■ **Exercise inputs**:
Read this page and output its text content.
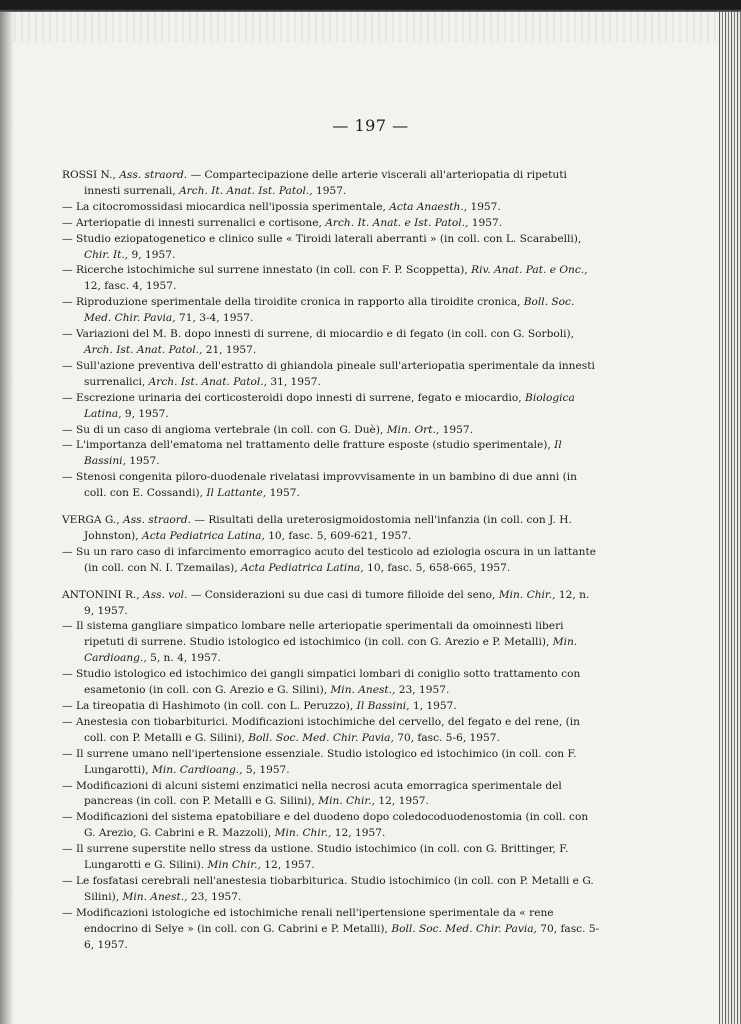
— 197 —
ROSSI N., Ass. straord. — Compartecipazione delle arterie viscerali all'arteriopatia di ripetuti innesti surrenali, Arch. It. Anat. Ist. Patol., 1957.
— La citocromossidasi miocardica nell'ipossia sperimentale, Acta Anaesth., 1957.
— Arteriopatie di innesti surrenalici e cortisone, Arch. It. Anat. e Ist. Patol., 1957.
— Studio eziopatogenetico e clinico sulle « Tiroidi laterali aberranti » (in coll. con L. Scarabelli), Chir. It., 9, 1957.
— Ricerche istochimiche sul surrene innestato (in coll. con F. P. Scoppetta), Riv. Anat. Pat. e Onc., 12, fasc. 4, 1957.
— Riproduzione sperimentale della tiroidite cronica in rapporto alla tiroidite cronica, Boll. Soc. Med. Chir. Pavia, 71, 3-4, 1957.
— Variazioni del M. B. dopo innesti di surrene, di miocardio e di fegato (in coll. con G. Sorboli), Arch. Ist. Anat. Patol., 21, 1957.
— Sull'azione preventiva dell'estratto di ghiandola pineale sull'arteriopatia sperimentale da innesti surrenalici, Arch. Ist. Anat. Patol., 31, 1957.
— Escrezione urinaria dei corticosteroidi dopo innesti di surrene, fegato e miocardio, Biologica Latina, 9, 1957.
— Su di un caso di angioma vertebrale (in coll. con G. Duè), Min. Ort., 1957.
— L'importanza dell'ematoma nel trattamento delle fratture esposte (studio sperimentale), Il Bassini, 1957.
— Stenosi congenita piloro-duodenale rivelatasi improvvisamente in un bambino di due anni (in coll. con E. Cossandi), Il Lattante, 1957.
VERGA G., Ass. straord. — Risultati della ureterosigmoidostomia nell'infanzia (in coll. con J. H. Johnston), Acta Pediatrica Latina, 10, fasc. 5, 609-621, 1957.
— Su un raro caso di infarcimento emorragico acuto del testicolo ad eziologia oscura in un lattante (in coll. con N. I. Tzemailas), Acta Pediatrica Latina, 10, fasc. 5, 658-665, 1957.
ANTONINI R., Ass. vol. — Considerazioni su due casi di tumore filloide del seno, Min. Chir., 12, n. 9, 1957.
— Il sistema gangliare simpatico lombare nelle arteriopatie sperimentali da omoinnesti liberi ripetuti di surrene. Studio istologico ed istochimico (in coll. con G. Arezio e P. Metalli), Min. Cardioang., 5, n. 4, 1957.
— Studio istologico ed istochimico dei gangli simpatici lombari di coniglio sotto trattamento con esametonio (in coll. con G. Arezio e G. Silini), Min. Anest., 23, 1957.
— La tireopatia di Hashimoto (in coll. con L. Peruzzo), Il Bassini, 1, 1957.
— Anestesia con tiobarbiturici. Modificazioni istochimiche del cervello, del fegato e del rene, (in coll. con P. Metalli e G. Silini), Boll. Soc. Med. Chir. Pavia, 70, fasc. 5-6, 1957.
— Il surrene umano nell'ipertensione essenziale. Studio istologico ed istochimico (in coll. con F. Lungarotti), Min. Cardioang., 5, 1957.
— Modificazioni di alcuni sistemi enzimatici nella necrosi acuta emorragica sperimentale del pancreas (in coll. con P. Metalli e G. Silini), Min. Chir., 12, 1957.
— Modificazioni del sistema epatobiliare e del duodeno dopo coledocoduodenostomia (in coll. con G. Arezio, G. Cabrini e R. Mazzoli), Min. Chir., 12, 1957.
— Il surrene superstite nello stress da ustione. Studio istochimico (in coll. con G. Brittinger, F. Lungarotti e G. Silini). Min Chir., 12, 1957.
— Le fosfatasi cerebrali nell'anestesia tiobarbiturica. Studio istochimico (in coll. con P. Metalli e G. Silini), Min. Anest., 23, 1957.
— Modificazioni istologiche ed istochimiche renali nell'ipertensione sperimentale da « rene endocrino di Selye » (in coll. con G. Cabrini e P. Metalli), Boll. Soc. Med. Chir. Pavia, 70, fasc. 5-6, 1957.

■ **Work order**:
Output the data exactly as it appears. The pictures do not belong in it.

■ **Result**:
Read this page and output its text content.
— 197 —
ROSSI N., Ass. straord. — Compartecipazione delle arterie viscerali all'arteriopatia di ripetuti innesti surrenali, Arch. It. Anat. Ist. Patol., 1957.
— La citocromossidasi miocardica nell'ipossia sperimentale, Acta Anaesth., 1957.
— Arteriopatie di innesti surrenalici e cortisone, Arch. It. Anat. e Ist. Patol., 1957.
— Studio eziopatogenetico e clinico sulle « Tiroidi laterali aberranti » (in coll. con L. Scarabelli), Chir. It., 9, 1957.
— Ricerche istochimiche sul surrene innestato (in coll. con F. P. Scoppetta), Riv. Anat. Pat. e Onc., 12, fasc. 4, 1957.
— Riproduzione sperimentale della tiroidite cronica in rapporto alla tiroidite cronica, Boll. Soc. Med. Chir. Pavia, 71, 3-4, 1957.
— Variazioni del M. B. dopo innesti di surrene, di miocardio e di fegato (in coll. con G. Sorboli), Arch. Ist. Anat. Patol., 21, 1957.
— Sull'azione preventiva dell'estratto di ghiandola pineale sull'arteriopatia sperimentale da innesti surrenalici, Arch. Ist. Anat. Patol., 31, 1957.
— Escrezione urinaria dei corticosteroidi dopo innesti di surrene, fegato e miocardio, Biologica Latina, 9, 1957.
— Su di un caso di angioma vertebrale (in coll. con G. Duè), Min. Ort., 1957.
— L'importanza dell'ematoma nel trattamento delle fratture esposte (studio sperimentale), Il Bassini, 1957.
— Stenosi congenita piloro-duodenale rivelatasi improvvisamente in un bambino di due anni (in coll. con E. Cossandi), Il Lattante, 1957.
VERGA G., Ass. straord. — Risultati della ureterosigmoidostomia nell'infanzia (in coll. con J. H. Johnston), Acta Pediatrica Latina, 10, fasc. 5, 609-621, 1957.
— Su un raro caso di infarcimento emorragico acuto del testicolo ad eziologia oscura in un lattante (in coll. con N. I. Tzemailas), Acta Pediatrica Latina, 10, fasc. 5, 658-665, 1957.
ANTONINI R., Ass. vol. — Considerazioni su due casi di tumore filloide del seno, Min. Chir., 12, n. 9, 1957.
— Il sistema gangliare simpatico lombare nelle arteriopatie sperimentali da omoinnesti liberi ripetuti di surrene. Studio istologico ed istochimico (in coll. con G. Arezio e P. Metalli), Min. Cardioang., 5, n. 4, 1957.
— Studio istologico ed istochimico dei gangli simpatici lombari di coniglio sotto trattamento con esametonio (in coll. con G. Arezio e G. Silini), Min. Anest., 23, 1957.
— La tireopatia di Hashimoto (in coll. con L. Peruzzo), Il Bassini, 1, 1957.
— Anestesia con tiobarbiturici. Modificazioni istochimiche del cervello, del fegato e del rene, (in coll. con P. Metalli e G. Silini), Boll. Soc. Med. Chir. Pavia, 70, fasc. 5-6, 1957.
— Il surrene umano nell'ipertensione essenziale. Studio istologico ed istochimico (in coll. con F. Lungarotti), Min. Cardioang., 5, 1957.
— Modificazioni di alcuni sistemi enzimatici nella necrosi acuta emorragica sperimentale del pancreas (in coll. con P. Metalli e G. Silini), Min. Chir., 12, 1957.
— Modificazioni del sistema epatobiliare e del duodeno dopo coledocoduodenostomia (in coll. con G. Arezio, G. Cabrini e R. Mazzoli), Min. Chir., 12, 1957.
— Il surrene superstite nello stress da ustione. Studio istochimico (in coll. con G. Brittinger, F. Lungarotti e G. Silini). Min Chir., 12, 1957.
— Le fosfatasi cerebrali nell'anestesia tiobarbiturica. Studio istochimico (in coll. con P. Metalli e G. Silini), Min. Anest., 23, 1957.
— Modificazioni istologiche ed istochimiche renali nell'ipertensione sperimentale da « rene endocrino di Selye » (in coll. con G. Cabrini e P. Metalli), Boll. Soc. Med. Chir. Pavia, 70, fasc. 5-6, 1957.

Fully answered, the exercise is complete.